» What the task requires: Set down every record once more, exactly as given.

____________

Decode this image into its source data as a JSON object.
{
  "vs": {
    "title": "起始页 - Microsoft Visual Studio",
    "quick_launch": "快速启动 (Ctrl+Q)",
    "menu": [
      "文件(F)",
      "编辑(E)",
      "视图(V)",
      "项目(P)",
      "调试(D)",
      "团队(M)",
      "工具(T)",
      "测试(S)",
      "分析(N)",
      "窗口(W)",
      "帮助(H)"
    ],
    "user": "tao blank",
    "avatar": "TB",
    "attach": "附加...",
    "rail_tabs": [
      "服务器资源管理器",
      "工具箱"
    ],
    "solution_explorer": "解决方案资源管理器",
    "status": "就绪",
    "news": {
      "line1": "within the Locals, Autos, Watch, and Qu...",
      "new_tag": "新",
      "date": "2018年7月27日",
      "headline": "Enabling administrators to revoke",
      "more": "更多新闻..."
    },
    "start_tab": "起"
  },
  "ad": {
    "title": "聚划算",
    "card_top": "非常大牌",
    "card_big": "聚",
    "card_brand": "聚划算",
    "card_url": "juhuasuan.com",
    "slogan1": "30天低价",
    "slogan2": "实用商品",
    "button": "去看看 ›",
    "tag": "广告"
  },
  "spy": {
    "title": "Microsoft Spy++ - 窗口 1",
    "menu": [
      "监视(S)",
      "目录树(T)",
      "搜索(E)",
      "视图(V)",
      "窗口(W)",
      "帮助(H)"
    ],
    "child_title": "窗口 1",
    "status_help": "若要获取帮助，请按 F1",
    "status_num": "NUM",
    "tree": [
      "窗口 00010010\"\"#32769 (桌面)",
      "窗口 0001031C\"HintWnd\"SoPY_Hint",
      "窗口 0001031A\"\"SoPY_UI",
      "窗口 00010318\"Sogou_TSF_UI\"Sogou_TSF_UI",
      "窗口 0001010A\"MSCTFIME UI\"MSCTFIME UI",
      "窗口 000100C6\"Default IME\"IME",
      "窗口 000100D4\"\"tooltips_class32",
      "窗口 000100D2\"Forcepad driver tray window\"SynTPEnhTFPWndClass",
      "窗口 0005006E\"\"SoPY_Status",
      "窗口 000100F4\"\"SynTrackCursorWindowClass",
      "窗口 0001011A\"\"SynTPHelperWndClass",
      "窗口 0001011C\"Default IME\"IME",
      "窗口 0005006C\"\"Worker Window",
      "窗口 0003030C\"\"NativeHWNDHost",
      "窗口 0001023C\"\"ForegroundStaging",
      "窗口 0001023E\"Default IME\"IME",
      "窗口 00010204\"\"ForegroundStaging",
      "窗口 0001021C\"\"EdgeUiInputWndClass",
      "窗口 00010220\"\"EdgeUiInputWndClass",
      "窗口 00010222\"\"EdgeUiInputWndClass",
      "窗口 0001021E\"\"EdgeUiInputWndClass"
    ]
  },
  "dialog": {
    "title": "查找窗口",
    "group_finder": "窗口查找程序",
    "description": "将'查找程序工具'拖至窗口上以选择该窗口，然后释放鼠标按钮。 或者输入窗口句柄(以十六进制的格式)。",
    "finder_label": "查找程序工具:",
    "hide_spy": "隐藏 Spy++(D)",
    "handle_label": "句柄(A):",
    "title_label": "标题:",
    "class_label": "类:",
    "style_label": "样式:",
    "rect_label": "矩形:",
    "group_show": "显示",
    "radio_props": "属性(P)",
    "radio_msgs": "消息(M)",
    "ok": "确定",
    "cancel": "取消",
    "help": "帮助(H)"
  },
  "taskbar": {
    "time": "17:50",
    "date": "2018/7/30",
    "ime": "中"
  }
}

____________

» Answer below:
Decode this image into its source data as a JSON object.
{
  "vs": {
    "title": "起始页 - Microsoft Visual Studio",
    "quick_launch": "快速启动 (Ctrl+Q)",
    "menu": [
      "文件(F)",
      "编辑(E)",
      "视图(V)",
      "项目(P)",
      "调试(D)",
      "团队(M)",
      "工具(T)",
      "测试(S)",
      "分析(N)",
      "窗口(W)",
      "帮助(H)"
    ],
    "user": "tao blank",
    "avatar": "TB",
    "attach": "附加...",
    "rail_tabs": [
      "服务器资源管理器",
      "工具箱"
    ],
    "solution_explorer": "解决方案资源管理器",
    "status": "就绪",
    "news": {
      "line1": "within the Locals, Autos, Watch, and Qu...",
      "new_tag": "新",
      "date": "2018年7月27日",
      "headline": "Enabling administrators to revoke",
      "more": "更多新闻..."
    },
    "start_tab": "起"
  },
  "ad": {
    "title": "聚划算",
    "card_top": "非常大牌",
    "card_big": "聚",
    "card_brand": "聚划算",
    "card_url": "juhuasuan.com",
    "slogan1": "30天低价",
    "slogan2": "实用商品",
    "button": "去看看 ›",
    "tag": "广告"
  },
  "spy": {
    "title": "Microsoft Spy++ - 窗口 1",
    "menu": [
      "监视(S)",
      "目录树(T)",
      "搜索(E)",
      "视图(V)",
      "窗口(W)",
      "帮助(H)"
    ],
    "child_title": "窗口 1",
    "status_help": "若要获取帮助，请按 F1",
    "status_num": "NUM",
    "tree": [
      "窗口 00010010\"\"#32769 (桌面)",
      "窗口 0001031C\"HintWnd\"SoPY_Hint",
      "窗口 0001031A\"\"SoPY_UI",
      "窗口 00010318\"Sogou_TSF_UI\"Sogou_TSF_UI",
      "窗口 0001010A\"MSCTFIME UI\"MSCTFIME UI",
      "窗口 000100C6\"Default IME\"IME",
      "窗口 000100D4\"\"tooltips_class32",
      "窗口 000100D2\"Forcepad driver tray window\"SynTPEnhTFPWndClass",
      "窗口 0005006E\"\"SoPY_Status",
      "窗口 000100F4\"\"SynTrackCursorWindowClass",
      "窗口 0001011A\"\"SynTPHelperWndClass",
      "窗口 0001011C\"Default IME\"IME",
      "窗口 0005006C\"\"Worker Window",
      "窗口 0003030C\"\"NativeHWNDHost",
      "窗口 0001023C\"\"ForegroundStaging",
      "窗口 0001023E\"Default IME\"IME",
      "窗口 00010204\"\"ForegroundStaging",
      "窗口 0001021C\"\"EdgeUiInputWndClass",
      "窗口 00010220\"\"EdgeUiInputWndClass",
      "窗口 00010222\"\"EdgeUiInputWndClass",
      "窗口 0001021E\"\"EdgeUiInputWndClass"
    ]
  },
  "dialog": {
    "title": "查找窗口",
    "group_finder": "窗口查找程序",
    "description": "将'查找程序工具'拖至窗口上以选择该窗口，然后释放鼠标按钮。 或者输入窗口句柄(以十六进制的格式)。",
    "finder_label": "查找程序工具:",
    "hide_spy": "隐藏 Spy++(D)",
    "handle_label": "句柄(A):",
    "title_label": "标题:",
    "class_label": "类:",
    "style_label": "样式:",
    "rect_label": "矩形:",
    "group_show": "显示",
    "radio_props": "属性(P)",
    "radio_msgs": "消息(M)",
    "ok": "确定",
    "cancel": "取消",
    "help": "帮助(H)"
  },
  "taskbar": {
    "time": "17:50",
    "date": "2018/7/30",
    "ime": "中"
  }
}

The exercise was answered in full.